REQUIRED TASK:
From the records, pick out and copy each line containing "measured".

## start LISTING

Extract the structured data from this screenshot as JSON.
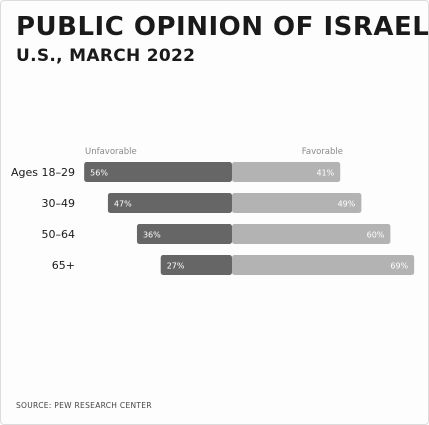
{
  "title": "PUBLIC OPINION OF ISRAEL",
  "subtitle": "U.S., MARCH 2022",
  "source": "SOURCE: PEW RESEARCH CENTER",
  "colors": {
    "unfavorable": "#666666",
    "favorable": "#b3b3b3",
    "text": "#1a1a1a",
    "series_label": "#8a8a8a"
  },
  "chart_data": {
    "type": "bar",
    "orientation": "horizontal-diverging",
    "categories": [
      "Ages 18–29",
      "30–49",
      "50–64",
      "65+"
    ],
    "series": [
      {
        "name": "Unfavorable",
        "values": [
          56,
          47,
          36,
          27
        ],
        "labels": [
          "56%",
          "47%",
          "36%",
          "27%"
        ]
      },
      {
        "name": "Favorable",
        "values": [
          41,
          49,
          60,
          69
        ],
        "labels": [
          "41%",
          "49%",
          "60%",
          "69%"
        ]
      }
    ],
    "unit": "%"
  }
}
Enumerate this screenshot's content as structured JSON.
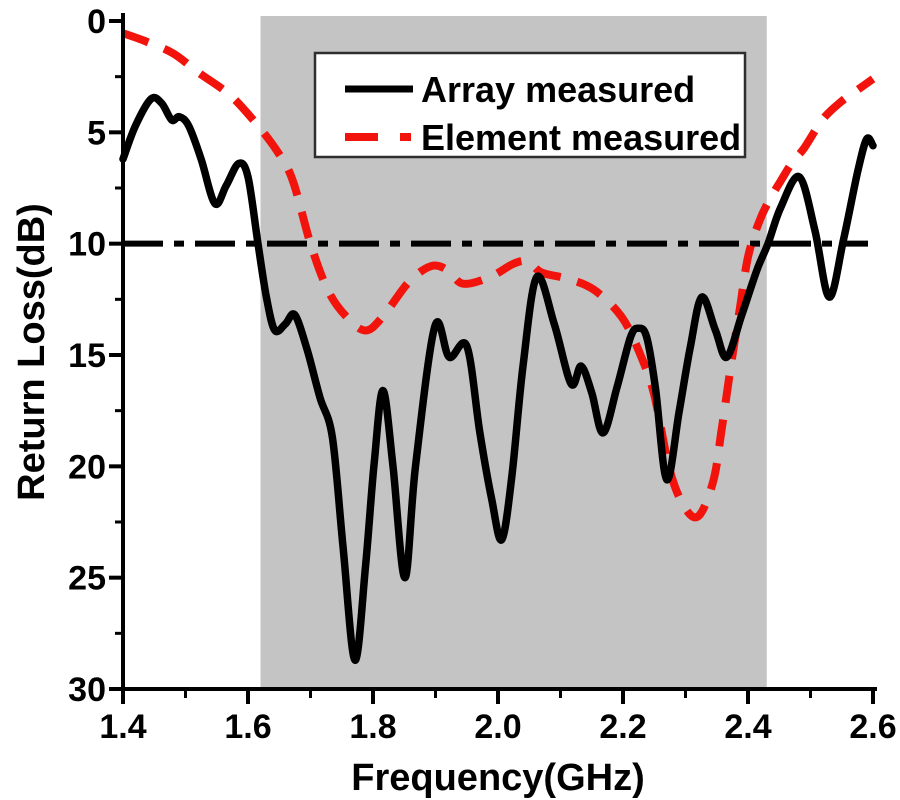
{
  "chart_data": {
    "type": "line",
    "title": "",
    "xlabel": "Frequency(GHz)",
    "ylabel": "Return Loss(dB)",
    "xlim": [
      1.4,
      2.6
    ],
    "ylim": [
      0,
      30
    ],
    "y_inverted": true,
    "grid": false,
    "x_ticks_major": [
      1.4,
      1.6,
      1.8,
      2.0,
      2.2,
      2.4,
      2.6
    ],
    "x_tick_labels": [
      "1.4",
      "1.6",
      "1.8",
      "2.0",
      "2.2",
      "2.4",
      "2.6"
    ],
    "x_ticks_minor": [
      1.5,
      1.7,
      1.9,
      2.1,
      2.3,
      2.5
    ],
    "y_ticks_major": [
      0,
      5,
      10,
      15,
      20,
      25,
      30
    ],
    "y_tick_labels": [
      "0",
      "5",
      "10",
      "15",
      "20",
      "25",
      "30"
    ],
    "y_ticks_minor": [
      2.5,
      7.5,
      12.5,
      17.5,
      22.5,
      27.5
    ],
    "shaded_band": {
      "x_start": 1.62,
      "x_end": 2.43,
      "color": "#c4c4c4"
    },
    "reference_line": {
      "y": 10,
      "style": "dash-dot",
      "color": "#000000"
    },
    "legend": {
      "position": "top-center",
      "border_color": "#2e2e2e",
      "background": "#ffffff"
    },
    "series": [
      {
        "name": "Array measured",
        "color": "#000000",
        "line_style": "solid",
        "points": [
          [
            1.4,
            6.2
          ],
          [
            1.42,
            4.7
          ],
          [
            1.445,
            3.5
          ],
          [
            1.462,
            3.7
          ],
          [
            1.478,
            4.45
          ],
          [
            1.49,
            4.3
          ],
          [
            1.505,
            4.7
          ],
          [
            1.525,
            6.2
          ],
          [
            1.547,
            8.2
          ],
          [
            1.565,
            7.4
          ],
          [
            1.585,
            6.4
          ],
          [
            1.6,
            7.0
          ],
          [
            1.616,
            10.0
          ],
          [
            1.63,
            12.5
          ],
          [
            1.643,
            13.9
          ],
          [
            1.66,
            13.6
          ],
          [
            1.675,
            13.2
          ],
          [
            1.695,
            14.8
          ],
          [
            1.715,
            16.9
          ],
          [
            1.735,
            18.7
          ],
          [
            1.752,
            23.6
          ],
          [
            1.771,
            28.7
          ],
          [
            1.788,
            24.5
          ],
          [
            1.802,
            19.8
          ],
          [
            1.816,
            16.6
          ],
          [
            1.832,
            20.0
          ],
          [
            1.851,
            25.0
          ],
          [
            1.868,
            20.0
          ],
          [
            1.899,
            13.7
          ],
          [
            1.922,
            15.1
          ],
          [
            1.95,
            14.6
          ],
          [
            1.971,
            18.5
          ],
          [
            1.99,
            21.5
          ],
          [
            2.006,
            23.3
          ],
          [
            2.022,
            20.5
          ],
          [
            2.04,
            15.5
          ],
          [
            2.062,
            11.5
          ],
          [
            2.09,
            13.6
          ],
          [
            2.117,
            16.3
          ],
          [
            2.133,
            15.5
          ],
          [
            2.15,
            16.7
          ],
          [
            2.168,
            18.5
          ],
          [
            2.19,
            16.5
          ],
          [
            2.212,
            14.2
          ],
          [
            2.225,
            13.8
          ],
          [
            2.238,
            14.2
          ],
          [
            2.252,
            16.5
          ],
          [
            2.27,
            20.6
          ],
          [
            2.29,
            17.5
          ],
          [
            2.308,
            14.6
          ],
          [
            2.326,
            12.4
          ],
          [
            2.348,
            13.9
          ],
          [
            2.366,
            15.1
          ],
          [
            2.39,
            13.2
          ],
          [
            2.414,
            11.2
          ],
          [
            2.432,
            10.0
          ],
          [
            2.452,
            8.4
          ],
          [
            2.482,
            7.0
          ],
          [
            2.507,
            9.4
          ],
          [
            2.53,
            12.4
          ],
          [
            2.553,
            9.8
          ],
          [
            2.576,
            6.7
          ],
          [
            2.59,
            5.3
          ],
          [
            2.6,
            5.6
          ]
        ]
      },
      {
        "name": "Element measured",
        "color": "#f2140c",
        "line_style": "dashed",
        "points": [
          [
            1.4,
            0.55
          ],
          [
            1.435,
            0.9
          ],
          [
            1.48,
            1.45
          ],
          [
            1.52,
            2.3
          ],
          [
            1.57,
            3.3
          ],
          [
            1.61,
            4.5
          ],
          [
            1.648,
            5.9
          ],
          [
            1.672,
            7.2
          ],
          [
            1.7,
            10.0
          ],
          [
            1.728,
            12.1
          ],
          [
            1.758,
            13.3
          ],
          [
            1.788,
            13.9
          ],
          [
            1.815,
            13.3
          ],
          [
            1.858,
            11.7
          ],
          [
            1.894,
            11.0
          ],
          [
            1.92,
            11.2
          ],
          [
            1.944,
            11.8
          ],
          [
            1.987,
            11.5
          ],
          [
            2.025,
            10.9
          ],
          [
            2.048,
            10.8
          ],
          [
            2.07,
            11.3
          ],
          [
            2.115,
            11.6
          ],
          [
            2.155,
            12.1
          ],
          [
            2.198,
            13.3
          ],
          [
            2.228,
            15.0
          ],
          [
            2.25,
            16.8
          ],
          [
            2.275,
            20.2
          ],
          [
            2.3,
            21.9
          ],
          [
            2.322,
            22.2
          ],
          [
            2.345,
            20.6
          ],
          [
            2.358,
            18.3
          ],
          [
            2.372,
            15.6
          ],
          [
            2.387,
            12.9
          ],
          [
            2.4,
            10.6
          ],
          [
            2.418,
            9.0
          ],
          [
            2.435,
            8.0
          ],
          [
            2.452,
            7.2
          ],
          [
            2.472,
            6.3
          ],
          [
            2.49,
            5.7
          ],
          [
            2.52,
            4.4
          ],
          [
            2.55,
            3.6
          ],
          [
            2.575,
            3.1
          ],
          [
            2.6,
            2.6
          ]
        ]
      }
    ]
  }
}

## end LISTING

FULL OUTPUT:
        "name": "Array measured",
        "name": "Element measured",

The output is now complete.